** Begin Input for this task **

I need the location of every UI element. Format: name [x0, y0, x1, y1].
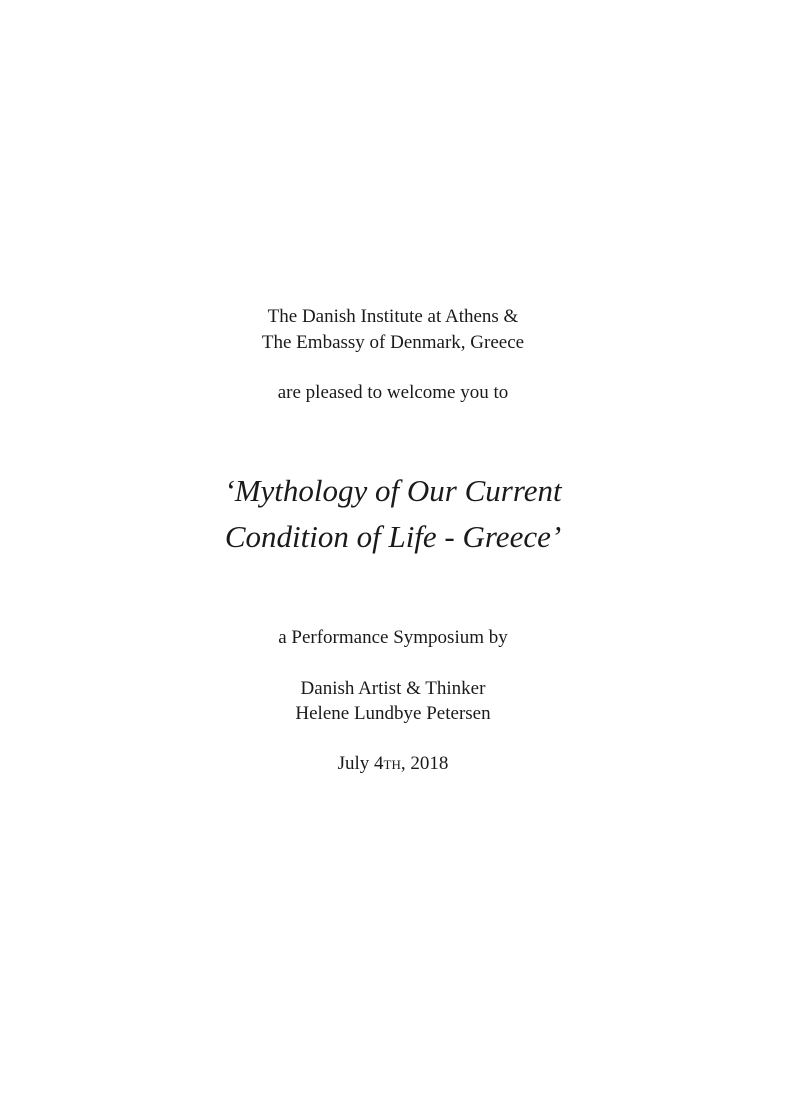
- host-line-1: The Danish Institute at Athens &: [267, 306, 519, 327]
- event-title-line-1: ‘Mythology of Our Current: [224, 473, 562, 508]
- artist-name: Helene Lundbye Petersen: [295, 703, 491, 724]
- artist-title: Danish Artist & Thinker: [300, 678, 486, 699]
- event-subtitle: a Performance Symposium by: [278, 627, 508, 648]
- event-date: [0, 751, 786, 777]
- date-month-day: July 4: [337, 753, 384, 774]
- welcome-text: are pleased to welcome you to: [277, 382, 509, 403]
- date-suffix: th: [383, 753, 401, 774]
- event-title-line-2: Condition of Life - Greece’: [224, 519, 562, 554]
- date-year: , 2018: [400, 753, 449, 774]
- host-line-2: The Embassy of Denmark, Greece: [261, 332, 525, 353]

** End Input for this task **

* **Task description**: Update the listing above by changing every "event" to "poster" and keeping all other text the same. Leave out the pictures.

* **Solution to this exercise**:
I need the location of every UI element. Format: name [x0, y0, x1, y1].
- host-line-1: The Danish Institute at Athens &: [267, 306, 519, 327]
- poster-title-line-1: ‘Mythology of Our Current: [224, 473, 562, 508]
- artist-name: Helene Lundbye Petersen: [295, 703, 491, 724]
- artist-title: Danish Artist & Thinker: [300, 678, 486, 699]
- poster-subtitle: a Performance Symposium by: [278, 627, 508, 648]
- poster-date: [0, 751, 786, 777]
- date-month-day: July 4: [337, 753, 384, 774]
- welcome-text: are pleased to welcome you to: [277, 382, 509, 403]
- date-suffix: th: [383, 753, 401, 774]
- poster-title-line-2: Condition of Life - Greece’: [224, 519, 562, 554]
- date-year: , 2018: [400, 753, 449, 774]
- host-line-2: The Embassy of Denmark, Greece: [261, 332, 525, 353]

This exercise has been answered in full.